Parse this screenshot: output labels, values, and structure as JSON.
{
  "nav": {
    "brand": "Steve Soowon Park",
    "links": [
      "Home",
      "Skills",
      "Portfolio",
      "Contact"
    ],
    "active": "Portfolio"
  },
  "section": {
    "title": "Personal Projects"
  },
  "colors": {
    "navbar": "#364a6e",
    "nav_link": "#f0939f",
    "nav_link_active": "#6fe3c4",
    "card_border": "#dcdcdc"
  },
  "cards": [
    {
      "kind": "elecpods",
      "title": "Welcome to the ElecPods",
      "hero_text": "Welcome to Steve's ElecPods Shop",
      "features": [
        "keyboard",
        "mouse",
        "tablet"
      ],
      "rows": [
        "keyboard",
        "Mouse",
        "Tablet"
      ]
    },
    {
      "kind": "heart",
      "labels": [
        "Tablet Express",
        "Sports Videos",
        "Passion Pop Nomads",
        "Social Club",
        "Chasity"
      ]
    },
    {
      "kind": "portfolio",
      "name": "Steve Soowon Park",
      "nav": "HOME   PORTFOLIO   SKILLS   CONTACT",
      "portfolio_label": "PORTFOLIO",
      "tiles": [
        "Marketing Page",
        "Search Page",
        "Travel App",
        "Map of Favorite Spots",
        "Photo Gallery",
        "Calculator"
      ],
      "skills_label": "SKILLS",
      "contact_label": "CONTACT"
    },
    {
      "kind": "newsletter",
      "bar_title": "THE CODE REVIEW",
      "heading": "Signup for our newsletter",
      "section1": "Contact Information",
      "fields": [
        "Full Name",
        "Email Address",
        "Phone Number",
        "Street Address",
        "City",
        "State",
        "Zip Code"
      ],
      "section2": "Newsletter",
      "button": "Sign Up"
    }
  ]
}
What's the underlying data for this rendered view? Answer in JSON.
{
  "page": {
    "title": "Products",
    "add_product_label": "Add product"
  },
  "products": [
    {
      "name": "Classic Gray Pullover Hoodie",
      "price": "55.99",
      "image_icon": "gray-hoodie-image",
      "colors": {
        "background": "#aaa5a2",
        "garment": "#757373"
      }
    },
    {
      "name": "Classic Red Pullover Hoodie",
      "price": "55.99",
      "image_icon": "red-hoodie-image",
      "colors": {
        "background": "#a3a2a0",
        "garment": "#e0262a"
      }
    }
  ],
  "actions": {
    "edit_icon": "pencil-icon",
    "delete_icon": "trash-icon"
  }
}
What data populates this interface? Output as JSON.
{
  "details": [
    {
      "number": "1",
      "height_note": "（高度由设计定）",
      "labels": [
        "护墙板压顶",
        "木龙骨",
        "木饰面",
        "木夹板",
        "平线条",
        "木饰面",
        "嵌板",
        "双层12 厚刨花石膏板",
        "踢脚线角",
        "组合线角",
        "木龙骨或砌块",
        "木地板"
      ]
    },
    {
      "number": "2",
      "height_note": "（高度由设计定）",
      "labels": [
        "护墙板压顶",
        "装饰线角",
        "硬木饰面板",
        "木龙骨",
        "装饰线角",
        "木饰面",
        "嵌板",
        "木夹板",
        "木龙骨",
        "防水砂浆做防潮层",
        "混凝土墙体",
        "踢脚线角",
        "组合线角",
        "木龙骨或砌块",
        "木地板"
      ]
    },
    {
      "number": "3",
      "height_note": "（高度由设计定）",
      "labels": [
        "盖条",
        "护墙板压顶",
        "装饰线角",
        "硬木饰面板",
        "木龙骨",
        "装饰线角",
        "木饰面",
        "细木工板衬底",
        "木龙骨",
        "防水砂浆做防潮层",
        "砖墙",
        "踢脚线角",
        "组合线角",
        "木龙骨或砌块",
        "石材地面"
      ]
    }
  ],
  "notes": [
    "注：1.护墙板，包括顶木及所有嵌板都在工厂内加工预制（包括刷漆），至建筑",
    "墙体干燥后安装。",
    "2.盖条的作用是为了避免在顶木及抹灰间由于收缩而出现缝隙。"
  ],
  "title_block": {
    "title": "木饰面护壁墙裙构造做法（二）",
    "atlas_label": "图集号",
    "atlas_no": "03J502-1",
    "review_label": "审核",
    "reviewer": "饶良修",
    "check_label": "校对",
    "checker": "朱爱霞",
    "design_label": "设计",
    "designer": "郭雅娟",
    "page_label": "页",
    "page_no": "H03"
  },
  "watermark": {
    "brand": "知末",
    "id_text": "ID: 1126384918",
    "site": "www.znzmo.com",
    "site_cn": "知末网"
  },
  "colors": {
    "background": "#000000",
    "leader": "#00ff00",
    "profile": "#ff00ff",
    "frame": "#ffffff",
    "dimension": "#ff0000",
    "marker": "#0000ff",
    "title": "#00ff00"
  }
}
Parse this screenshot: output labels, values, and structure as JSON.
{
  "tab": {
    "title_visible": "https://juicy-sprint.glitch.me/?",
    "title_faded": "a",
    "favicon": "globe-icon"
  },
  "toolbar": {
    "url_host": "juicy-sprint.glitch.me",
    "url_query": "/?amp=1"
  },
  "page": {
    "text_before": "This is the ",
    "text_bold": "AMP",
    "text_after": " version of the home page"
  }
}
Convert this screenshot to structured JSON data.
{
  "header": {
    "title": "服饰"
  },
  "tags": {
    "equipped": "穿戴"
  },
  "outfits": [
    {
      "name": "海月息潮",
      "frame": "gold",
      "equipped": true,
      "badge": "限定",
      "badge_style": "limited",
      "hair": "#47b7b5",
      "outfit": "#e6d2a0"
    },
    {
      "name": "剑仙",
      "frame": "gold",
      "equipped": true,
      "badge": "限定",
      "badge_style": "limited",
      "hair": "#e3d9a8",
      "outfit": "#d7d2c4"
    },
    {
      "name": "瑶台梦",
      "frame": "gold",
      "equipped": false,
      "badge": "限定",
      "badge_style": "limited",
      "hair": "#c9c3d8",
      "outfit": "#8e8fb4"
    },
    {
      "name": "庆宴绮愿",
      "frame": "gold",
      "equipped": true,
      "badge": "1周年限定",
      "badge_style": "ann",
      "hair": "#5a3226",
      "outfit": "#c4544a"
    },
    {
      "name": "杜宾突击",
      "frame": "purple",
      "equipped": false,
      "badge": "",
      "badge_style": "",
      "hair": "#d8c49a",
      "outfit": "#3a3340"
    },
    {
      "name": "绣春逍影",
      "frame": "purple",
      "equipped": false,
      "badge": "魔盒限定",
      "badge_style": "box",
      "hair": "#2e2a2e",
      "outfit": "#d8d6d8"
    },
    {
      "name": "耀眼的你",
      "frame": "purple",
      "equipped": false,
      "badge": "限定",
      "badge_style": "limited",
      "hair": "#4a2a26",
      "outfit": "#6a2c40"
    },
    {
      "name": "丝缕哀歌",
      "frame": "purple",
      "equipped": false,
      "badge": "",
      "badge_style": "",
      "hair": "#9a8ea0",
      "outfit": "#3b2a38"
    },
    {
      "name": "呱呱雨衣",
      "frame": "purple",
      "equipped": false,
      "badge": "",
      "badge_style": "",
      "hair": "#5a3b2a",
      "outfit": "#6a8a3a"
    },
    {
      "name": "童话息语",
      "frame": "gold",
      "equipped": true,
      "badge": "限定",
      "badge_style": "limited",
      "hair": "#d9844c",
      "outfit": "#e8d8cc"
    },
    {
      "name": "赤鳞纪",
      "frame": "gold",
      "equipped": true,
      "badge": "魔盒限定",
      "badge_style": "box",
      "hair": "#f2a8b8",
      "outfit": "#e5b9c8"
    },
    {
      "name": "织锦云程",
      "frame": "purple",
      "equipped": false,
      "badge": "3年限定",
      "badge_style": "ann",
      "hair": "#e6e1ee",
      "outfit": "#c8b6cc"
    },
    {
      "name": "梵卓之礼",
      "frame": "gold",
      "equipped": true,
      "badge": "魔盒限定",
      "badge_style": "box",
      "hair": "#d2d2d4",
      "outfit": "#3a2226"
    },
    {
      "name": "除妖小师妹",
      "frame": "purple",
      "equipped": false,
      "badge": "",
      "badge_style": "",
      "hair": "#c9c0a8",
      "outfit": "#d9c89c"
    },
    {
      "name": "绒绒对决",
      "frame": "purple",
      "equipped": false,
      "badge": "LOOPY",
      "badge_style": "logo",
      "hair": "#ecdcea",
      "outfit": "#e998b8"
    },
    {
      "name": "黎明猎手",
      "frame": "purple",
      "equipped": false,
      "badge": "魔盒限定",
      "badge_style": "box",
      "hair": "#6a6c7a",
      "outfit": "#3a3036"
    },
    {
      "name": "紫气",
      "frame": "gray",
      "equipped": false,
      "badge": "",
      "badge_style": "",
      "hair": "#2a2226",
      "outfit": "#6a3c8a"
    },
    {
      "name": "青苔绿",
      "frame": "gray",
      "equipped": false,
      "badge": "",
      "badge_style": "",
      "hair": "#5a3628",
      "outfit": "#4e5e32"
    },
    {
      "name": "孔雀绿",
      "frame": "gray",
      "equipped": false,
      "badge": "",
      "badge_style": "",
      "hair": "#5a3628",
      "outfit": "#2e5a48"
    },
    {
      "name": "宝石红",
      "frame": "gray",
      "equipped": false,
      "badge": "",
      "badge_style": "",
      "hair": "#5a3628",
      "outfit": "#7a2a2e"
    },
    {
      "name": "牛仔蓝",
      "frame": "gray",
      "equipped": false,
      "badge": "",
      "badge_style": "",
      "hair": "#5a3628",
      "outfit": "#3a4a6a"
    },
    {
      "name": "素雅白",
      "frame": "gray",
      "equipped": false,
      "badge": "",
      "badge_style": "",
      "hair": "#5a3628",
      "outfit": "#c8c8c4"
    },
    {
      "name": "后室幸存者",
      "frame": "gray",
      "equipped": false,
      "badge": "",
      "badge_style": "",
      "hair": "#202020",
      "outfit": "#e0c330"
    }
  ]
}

# STATED TASK:
Working from the listing above, pick out every line that has "Pullover" and copy it.

# WRITTEN ANSWER:
      "name": "Classic Gray Pullover Hoodie",
      "name": "Classic Red Pullover Hoodie",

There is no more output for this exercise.